Dataset entries on figures
══════

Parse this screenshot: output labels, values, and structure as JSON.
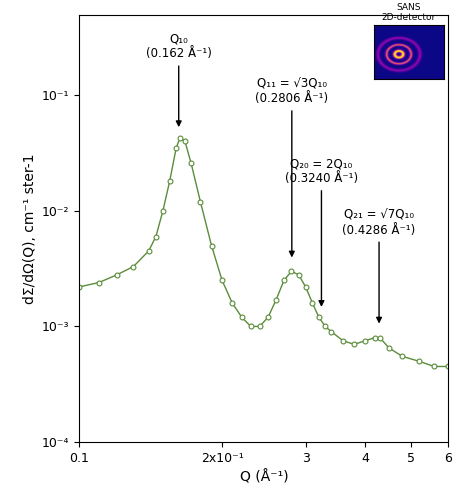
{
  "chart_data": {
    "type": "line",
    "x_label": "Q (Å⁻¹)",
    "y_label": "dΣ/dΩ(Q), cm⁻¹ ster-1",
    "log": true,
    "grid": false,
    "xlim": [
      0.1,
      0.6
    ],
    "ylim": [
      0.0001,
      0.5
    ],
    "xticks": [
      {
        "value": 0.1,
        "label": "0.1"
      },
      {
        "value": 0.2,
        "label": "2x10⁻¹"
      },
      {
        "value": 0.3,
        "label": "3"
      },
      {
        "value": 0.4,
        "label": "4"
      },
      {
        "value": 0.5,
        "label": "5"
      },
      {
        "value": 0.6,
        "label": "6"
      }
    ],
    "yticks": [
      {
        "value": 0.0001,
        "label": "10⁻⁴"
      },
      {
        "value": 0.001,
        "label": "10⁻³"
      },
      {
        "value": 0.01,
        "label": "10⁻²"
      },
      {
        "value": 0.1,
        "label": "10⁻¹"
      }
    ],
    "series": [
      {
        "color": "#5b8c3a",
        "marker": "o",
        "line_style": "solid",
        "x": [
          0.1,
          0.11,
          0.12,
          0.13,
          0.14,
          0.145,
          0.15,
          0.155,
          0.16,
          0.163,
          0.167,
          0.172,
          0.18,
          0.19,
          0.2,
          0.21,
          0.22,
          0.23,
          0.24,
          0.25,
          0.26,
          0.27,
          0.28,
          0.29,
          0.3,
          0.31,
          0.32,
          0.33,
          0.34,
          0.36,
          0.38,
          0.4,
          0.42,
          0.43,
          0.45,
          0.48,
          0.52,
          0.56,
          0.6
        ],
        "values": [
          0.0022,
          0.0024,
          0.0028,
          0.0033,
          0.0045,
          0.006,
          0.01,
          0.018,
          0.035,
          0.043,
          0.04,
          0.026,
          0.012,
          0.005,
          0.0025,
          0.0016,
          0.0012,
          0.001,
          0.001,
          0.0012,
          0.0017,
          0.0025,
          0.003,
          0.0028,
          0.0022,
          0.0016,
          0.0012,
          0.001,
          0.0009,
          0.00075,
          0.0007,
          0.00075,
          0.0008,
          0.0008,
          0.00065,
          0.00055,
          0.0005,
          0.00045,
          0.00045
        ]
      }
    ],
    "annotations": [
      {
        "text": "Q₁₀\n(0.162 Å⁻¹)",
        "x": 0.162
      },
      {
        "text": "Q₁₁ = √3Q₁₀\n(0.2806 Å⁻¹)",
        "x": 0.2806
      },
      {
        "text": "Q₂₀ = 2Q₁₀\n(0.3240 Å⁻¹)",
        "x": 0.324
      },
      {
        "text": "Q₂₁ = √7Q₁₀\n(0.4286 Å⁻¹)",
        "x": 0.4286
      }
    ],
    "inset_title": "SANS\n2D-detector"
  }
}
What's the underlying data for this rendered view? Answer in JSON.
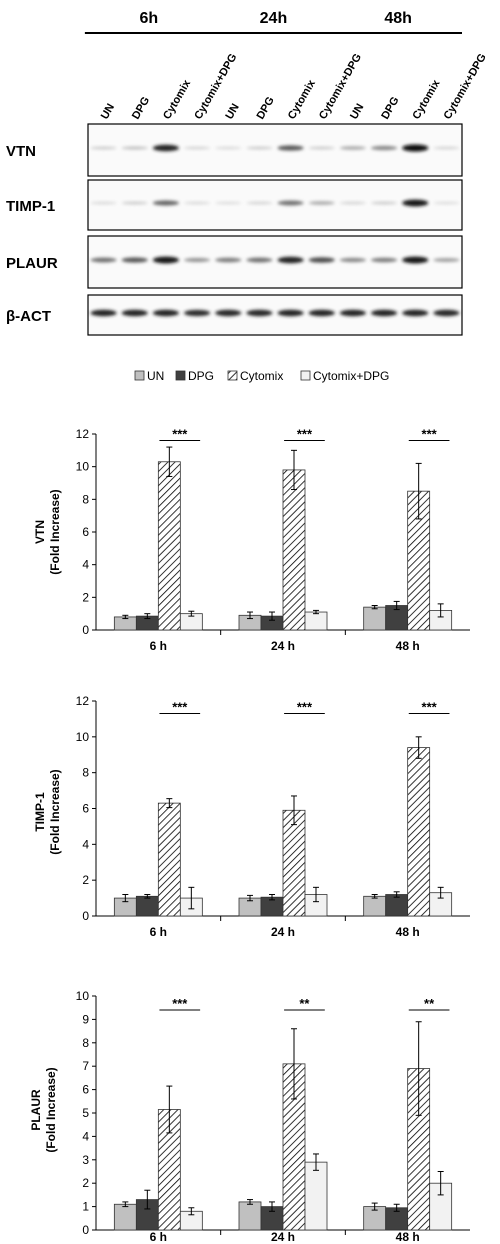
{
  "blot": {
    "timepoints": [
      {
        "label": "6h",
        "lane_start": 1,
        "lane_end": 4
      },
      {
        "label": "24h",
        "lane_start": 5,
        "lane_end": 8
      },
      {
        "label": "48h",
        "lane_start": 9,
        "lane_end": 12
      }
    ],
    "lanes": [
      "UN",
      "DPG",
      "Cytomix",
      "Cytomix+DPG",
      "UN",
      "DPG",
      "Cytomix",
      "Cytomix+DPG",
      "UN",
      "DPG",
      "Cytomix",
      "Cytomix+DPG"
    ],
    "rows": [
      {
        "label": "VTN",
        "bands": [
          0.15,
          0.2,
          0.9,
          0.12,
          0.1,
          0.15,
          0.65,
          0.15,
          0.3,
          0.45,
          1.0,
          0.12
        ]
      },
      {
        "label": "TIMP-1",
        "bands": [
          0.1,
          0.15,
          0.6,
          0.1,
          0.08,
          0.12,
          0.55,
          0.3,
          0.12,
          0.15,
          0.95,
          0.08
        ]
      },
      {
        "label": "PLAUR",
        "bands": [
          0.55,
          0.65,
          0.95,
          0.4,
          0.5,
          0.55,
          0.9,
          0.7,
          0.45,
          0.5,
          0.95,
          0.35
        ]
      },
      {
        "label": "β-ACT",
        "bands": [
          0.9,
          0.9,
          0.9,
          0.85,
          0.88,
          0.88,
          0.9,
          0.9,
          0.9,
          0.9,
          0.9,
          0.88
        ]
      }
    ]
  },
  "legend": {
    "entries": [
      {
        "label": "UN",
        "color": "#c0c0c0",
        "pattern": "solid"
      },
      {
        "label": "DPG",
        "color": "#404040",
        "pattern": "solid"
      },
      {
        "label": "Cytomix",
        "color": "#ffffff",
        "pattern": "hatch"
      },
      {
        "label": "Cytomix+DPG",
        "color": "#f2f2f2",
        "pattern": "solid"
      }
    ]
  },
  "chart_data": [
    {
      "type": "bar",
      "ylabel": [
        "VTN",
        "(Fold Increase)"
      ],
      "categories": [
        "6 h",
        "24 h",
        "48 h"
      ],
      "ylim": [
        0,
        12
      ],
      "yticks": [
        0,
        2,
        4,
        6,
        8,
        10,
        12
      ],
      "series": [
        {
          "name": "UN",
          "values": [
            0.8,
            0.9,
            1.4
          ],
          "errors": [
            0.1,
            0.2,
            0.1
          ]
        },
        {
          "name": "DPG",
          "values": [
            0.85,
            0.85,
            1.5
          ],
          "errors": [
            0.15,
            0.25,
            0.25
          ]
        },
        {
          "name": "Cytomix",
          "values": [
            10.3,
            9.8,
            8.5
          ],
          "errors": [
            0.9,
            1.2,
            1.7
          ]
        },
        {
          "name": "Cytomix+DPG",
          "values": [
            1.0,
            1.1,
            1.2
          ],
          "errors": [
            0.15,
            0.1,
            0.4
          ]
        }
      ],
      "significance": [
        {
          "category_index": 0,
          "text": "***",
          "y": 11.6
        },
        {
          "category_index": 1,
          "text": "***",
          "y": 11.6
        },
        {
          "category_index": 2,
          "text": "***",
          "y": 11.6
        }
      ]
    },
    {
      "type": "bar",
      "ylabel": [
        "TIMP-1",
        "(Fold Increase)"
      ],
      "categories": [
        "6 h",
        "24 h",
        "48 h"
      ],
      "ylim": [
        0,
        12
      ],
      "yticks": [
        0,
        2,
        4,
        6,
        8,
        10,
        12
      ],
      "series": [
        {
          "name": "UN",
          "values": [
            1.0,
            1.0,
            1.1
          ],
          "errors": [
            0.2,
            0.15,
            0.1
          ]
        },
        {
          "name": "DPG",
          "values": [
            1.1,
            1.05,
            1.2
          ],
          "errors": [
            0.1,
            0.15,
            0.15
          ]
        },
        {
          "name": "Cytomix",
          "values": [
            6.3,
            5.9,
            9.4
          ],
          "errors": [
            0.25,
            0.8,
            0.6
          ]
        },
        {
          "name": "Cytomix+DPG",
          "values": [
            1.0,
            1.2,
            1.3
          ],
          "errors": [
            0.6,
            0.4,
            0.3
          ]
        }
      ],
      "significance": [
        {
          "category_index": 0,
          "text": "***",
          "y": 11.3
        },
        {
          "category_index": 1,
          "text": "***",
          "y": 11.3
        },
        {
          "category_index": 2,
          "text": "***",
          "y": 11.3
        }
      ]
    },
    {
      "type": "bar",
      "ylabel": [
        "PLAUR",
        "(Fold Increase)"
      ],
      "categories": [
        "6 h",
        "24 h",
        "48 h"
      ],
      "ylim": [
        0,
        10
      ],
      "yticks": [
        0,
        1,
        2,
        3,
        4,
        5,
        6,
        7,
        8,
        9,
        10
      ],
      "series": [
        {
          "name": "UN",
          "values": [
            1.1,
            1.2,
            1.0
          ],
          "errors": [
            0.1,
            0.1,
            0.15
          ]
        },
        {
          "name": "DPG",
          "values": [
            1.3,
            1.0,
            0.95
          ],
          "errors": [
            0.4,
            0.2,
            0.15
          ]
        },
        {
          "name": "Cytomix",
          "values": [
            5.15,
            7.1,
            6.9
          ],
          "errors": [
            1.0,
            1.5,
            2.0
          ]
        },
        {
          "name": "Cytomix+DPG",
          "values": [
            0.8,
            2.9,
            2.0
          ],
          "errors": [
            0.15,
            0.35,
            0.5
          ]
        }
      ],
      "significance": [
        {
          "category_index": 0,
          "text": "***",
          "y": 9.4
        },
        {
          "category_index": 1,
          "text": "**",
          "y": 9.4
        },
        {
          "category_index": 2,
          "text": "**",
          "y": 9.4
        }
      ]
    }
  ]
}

══════

◆ **Exercise aim**
Collect, from the material above, every line containing the word "this".

◆ **Full response**
Parse this screenshot: output labels, values, and structure as JSON.
What's the underlying data for this rendered view? Answer in JSON.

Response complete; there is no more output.